-- START --
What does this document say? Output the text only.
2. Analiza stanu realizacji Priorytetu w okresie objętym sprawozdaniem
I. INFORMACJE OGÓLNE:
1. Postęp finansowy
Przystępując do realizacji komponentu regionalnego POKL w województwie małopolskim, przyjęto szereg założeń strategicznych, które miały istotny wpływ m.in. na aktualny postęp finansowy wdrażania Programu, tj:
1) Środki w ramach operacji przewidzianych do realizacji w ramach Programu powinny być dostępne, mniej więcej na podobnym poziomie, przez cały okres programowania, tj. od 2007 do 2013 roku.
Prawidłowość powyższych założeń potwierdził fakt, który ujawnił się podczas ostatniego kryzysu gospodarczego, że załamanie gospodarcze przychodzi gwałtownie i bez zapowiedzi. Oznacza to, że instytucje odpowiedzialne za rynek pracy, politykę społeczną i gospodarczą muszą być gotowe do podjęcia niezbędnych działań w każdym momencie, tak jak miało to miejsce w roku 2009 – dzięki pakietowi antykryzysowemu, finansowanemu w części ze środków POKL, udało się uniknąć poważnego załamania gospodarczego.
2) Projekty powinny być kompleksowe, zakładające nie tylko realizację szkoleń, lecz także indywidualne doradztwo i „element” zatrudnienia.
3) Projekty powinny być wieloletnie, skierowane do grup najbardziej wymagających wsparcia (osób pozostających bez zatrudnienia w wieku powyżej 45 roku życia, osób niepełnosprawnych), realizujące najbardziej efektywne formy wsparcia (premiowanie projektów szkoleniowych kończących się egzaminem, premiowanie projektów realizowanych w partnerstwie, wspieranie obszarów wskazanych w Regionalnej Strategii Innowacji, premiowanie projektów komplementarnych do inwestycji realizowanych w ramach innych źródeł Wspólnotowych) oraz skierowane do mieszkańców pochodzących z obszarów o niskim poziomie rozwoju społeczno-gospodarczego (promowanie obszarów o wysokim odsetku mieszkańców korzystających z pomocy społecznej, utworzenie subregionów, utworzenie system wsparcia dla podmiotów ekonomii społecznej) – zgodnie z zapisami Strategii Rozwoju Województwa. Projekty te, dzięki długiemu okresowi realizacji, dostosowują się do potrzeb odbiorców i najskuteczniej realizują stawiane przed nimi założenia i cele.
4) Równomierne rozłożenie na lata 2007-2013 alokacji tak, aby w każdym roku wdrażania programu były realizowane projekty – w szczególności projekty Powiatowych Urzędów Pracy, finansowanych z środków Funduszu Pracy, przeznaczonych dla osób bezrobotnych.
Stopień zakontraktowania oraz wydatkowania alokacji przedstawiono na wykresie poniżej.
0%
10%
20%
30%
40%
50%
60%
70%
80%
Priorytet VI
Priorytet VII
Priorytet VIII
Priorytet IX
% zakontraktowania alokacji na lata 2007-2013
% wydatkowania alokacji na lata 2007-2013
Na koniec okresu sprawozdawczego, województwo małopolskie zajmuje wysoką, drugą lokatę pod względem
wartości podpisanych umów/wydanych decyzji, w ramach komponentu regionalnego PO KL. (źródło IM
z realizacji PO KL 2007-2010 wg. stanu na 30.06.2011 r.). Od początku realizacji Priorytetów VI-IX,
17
-- END --
Faithfully transcribe the whole of the data.

Task result:
What does this document say? Output the text only.
2. Analiza stanu realizacji Priorytetu w okresie objętym sprawozdaniem
I. INFORMACJE OGÓLNE:
1. Postęp finansowy
Przystępując do realizacji komponentu regionalnego POKL w województwie małopolskim, przyjęto szereg założeń strategicznych, które miały istotny wpływ m.in. na aktualny postęp finansowy wdrażania Programu, tj:
1) Środki w ramach operacji przewidzianych do realizacji w ramach Programu powinny być dostępne, mniej więcej na podobnym poziomie, przez cały okres programowania, tj. od 2007 do 2013 roku.
Prawidłowość powyższych założeń potwierdził fakt, który ujawnił się podczas ostatniego kryzysu gospodarczego, że załamanie gospodarcze przychodzi gwałtownie i bez zapowiedzi. Oznacza to, że instytucje odpowiedzialne za rynek pracy, politykę społeczną i gospodarczą muszą być gotowe do podjęcia niezbędnych działań w każdym momencie, tak jak miało to miejsce w roku 2009 – dzięki pakietowi antykryzysowemu, finansowanemu w części ze środków POKL, udało się uniknąć poważnego załamania gospodarczego.
2) Projekty powinny być kompleksowe, zakładające nie tylko realizację szkoleń, lecz także indywidualne doradztwo i „element” zatrudnienia.
3) Projekty powinny być wieloletnie, skierowane do grup najbardziej wymagających wsparcia (osób pozostających bez zatrudnienia w wieku powyżej 45 roku życia, osób niepełnosprawnych), realizujące najbardziej efektywne formy wsparcia (premiowanie projektów szkoleniowych kończących się egzaminem, premiowanie projektów realizowanych w partnerstwie, wspieranie obszarów wskazanych w Regionalnej Strategii Innowacji, premiowanie projektów komplementarnych do inwestycji realizowanych w ramach innych źródeł Wspólnotowych) oraz skierowane do mieszkańców pochodzących z obszarów o niskim poziomie rozwoju społeczno-gospodarczego (promowanie obszarów o wysokim odsetku mieszkańców korzystających z pomocy społecznej, utworzenie subregionów, utworzenie system wsparcia dla podmiotów ekonomii społecznej) – zgodnie z zapisami Strategii Rozwoju Województwa. Projekty te, dzięki długiemu okresowi realizacji, dostosowują się do potrzeb odbiorców i najskuteczniej realizują stawiane przed nimi założenia i cele.
4) Równomierne rozłożenie na lata 2007-2013 alokacji tak, aby w każdym roku wdrażania programu były realizowane projekty – w szczególności projekty Powiatowych Urzędów Pracy, finansowanych z środków Funduszu Pracy, przeznaczonych dla osób bezrobotnych.
Stopień zakontraktowania oraz wydatkowania alokacji przedstawiono na wykresie poniżej.
0%
10%
20%
30%
40%
50%
60%
70%
80%
Priorytet VI
Priorytet VII
Priorytet VIII
Priorytet IX
% zakontraktowania alokacji na lata 2007-2013
% wydatkowania alokacji na lata 2007-2013
Na koniec okresu sprawozdawczego, województwo małopolskie zajmuje wysoką, drugą lokatę pod względem
wartości podpisanych umów/wydanych decyzji, w ramach komponentu regionalnego PO KL. (źródło IM
z realizacji PO KL 2007-2010 wg. stanu na 30.06.2011 r.). Od początku realizacji Priorytetów VI-IX,
17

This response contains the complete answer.